■ Records excerpted from a collection:

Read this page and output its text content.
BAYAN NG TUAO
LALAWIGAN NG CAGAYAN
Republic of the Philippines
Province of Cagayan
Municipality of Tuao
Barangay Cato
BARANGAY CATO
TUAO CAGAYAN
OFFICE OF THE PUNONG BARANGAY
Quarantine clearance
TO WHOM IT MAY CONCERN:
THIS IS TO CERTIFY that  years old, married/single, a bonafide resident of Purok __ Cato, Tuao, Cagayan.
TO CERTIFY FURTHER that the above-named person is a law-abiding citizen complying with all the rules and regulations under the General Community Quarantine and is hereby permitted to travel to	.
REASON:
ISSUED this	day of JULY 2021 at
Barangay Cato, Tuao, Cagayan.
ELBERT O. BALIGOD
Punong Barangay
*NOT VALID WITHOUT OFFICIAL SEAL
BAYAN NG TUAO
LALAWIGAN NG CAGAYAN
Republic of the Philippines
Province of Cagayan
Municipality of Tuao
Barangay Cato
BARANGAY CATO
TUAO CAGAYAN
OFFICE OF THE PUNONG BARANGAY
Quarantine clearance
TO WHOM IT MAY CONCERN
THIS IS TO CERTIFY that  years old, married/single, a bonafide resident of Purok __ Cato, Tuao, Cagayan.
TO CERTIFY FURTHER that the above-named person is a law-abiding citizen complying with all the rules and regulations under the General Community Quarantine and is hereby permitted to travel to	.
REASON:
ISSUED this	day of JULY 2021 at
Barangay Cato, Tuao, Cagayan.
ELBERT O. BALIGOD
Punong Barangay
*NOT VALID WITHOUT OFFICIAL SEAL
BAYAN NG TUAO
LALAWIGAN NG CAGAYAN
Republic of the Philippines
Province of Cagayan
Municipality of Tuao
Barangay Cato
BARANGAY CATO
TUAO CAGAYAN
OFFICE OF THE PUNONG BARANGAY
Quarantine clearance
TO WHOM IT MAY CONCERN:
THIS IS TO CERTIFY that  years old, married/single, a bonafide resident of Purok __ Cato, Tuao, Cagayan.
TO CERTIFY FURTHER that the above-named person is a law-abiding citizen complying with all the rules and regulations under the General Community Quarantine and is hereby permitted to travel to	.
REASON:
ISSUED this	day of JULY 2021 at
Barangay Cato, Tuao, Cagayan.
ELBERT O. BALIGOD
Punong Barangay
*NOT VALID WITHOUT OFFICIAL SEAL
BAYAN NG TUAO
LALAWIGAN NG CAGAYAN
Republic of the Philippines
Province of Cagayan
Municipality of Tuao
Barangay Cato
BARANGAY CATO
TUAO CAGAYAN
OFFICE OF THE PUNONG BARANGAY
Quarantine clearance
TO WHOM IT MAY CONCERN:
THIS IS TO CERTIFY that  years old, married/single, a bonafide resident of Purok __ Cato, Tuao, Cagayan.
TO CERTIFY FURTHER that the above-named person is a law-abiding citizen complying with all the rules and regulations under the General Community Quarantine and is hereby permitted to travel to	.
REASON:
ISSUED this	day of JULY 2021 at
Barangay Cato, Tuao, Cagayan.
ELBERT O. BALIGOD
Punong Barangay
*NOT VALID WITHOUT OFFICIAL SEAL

■ Aim of the task:
Can you give every line above again, exactly as written?

■ Task solution:
Read this page and output its text content.
BAYAN NG TUAO
LALAWIGAN NG CAGAYAN
Republic of the Philippines
Province of Cagayan
Municipality of Tuao
Barangay Cato
BARANGAY CATO
TUAO CAGAYAN
OFFICE OF THE PUNONG BARANGAY
Quarantine clearance
TO WHOM IT MAY CONCERN:
THIS IS TO CERTIFY that  years old, married/single, a bonafide resident of Purok __ Cato, Tuao, Cagayan.
TO CERTIFY FURTHER that the above-named person is a law-abiding citizen complying with all the rules and regulations under the General Community Quarantine and is hereby permitted to travel to	.
REASON:
ISSUED this	day of JULY 2021 at
Barangay Cato, Tuao, Cagayan.
ELBERT O. BALIGOD
Punong Barangay
*NOT VALID WITHOUT OFFICIAL SEAL
BAYAN NG TUAO
LALAWIGAN NG CAGAYAN
Republic of the Philippines
Province of Cagayan
Municipality of Tuao
Barangay Cato
BARANGAY CATO
TUAO CAGAYAN
OFFICE OF THE PUNONG BARANGAY
Quarantine clearance
TO WHOM IT MAY CONCERN
THIS IS TO CERTIFY that  years old, married/single, a bonafide resident of Purok __ Cato, Tuao, Cagayan.
TO CERTIFY FURTHER that the above-named person is a law-abiding citizen complying with all the rules and regulations under the General Community Quarantine and is hereby permitted to travel to	.
REASON:
ISSUED this	day of JULY 2021 at
Barangay Cato, Tuao, Cagayan.
ELBERT O. BALIGOD
Punong Barangay
*NOT VALID WITHOUT OFFICIAL SEAL
BAYAN NG TUAO
LALAWIGAN NG CAGAYAN
Republic of the Philippines
Province of Cagayan
Municipality of Tuao
Barangay Cato
BARANGAY CATO
TUAO CAGAYAN
OFFICE OF THE PUNONG BARANGAY
Quarantine clearance
TO WHOM IT MAY CONCERN:
THIS IS TO CERTIFY that  years old, married/single, a bonafide resident of Purok __ Cato, Tuao, Cagayan.
TO CERTIFY FURTHER that the above-named person is a law-abiding citizen complying with all the rules and regulations under the General Community Quarantine and is hereby permitted to travel to	.
REASON:
ISSUED this	day of JULY 2021 at
Barangay Cato, Tuao, Cagayan.
ELBERT O. BALIGOD
Punong Barangay
*NOT VALID WITHOUT OFFICIAL SEAL
BAYAN NG TUAO
LALAWIGAN NG CAGAYAN
Republic of the Philippines
Province of Cagayan
Municipality of Tuao
Barangay Cato
BARANGAY CATO
TUAO CAGAYAN
OFFICE OF THE PUNONG BARANGAY
Quarantine clearance
TO WHOM IT MAY CONCERN:
THIS IS TO CERTIFY that  years old, married/single, a bonafide resident of Purok __ Cato, Tuao, Cagayan.
TO CERTIFY FURTHER that the above-named person is a law-abiding citizen complying with all the rules and regulations under the General Community Quarantine and is hereby permitted to travel to	.
REASON:
ISSUED this	day of JULY 2021 at
Barangay Cato, Tuao, Cagayan.
ELBERT O. BALIGOD
Punong Barangay
*NOT VALID WITHOUT OFFICIAL SEAL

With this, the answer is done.